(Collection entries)
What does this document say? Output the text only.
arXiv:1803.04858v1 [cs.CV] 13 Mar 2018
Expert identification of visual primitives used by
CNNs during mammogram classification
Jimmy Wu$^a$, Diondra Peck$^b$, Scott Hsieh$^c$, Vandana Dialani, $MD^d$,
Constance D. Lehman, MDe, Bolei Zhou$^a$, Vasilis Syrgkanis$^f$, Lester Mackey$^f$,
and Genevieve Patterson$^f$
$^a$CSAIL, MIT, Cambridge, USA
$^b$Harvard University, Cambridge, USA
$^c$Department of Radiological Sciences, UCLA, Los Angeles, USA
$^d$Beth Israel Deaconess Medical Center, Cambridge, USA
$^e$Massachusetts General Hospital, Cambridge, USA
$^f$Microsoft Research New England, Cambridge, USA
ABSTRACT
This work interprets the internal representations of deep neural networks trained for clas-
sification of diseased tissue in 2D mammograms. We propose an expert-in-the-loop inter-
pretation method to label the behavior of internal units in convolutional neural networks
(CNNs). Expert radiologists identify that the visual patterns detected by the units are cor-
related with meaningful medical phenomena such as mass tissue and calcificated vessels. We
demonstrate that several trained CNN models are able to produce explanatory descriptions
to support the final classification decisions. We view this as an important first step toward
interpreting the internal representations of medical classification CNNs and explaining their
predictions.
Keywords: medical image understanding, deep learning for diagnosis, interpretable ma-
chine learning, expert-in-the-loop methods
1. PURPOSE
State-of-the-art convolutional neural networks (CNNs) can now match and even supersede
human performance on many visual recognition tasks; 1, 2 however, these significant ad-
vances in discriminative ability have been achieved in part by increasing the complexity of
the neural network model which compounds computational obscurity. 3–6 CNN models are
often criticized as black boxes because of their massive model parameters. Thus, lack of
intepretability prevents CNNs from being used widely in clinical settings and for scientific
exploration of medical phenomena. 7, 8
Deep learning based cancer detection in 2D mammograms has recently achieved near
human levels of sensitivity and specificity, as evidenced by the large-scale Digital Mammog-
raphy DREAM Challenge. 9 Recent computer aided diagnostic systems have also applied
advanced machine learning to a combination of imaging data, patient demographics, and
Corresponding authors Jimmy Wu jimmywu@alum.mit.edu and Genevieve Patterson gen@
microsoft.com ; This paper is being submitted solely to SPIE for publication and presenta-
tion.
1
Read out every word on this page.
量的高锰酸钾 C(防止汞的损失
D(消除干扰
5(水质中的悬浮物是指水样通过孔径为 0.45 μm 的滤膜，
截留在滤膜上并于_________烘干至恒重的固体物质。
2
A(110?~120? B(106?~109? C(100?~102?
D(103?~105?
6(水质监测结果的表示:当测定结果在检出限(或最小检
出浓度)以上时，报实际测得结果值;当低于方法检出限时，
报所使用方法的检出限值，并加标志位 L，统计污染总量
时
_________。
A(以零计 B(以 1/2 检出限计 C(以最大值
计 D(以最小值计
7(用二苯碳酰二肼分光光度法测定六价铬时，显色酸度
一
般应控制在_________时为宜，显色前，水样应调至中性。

* **Written exercise**:
Take every line from the one containing "Read out every word on this page." to the end of the listing and output it exactly, with nothing else.

* **Response**:
Read out every word on this page.
量的高锰酸钾 C(防止汞的损失
D(消除干扰
5(水质中的悬浮物是指水样通过孔径为 0.45 μm 的滤膜，
截留在滤膜上并于_________烘干至恒重的固体物质。
2
A(110?~120? B(106?~109? C(100?~102?
D(103?~105?
6(水质监测结果的表示:当测定结果在检出限(或最小检
出浓度)以上时，报实际测得结果值;当低于方法检出限时，
报所使用方法的检出限值，并加标志位 L，统计污染总量
时
_________。
A(以零计 B(以 1/2 检出限计 C(以最大值
计 D(以最小值计
7(用二苯碳酰二肼分光光度法测定六价铬时，显色酸度
一
般应控制在_________时为宜，显色前，水样应调至中性。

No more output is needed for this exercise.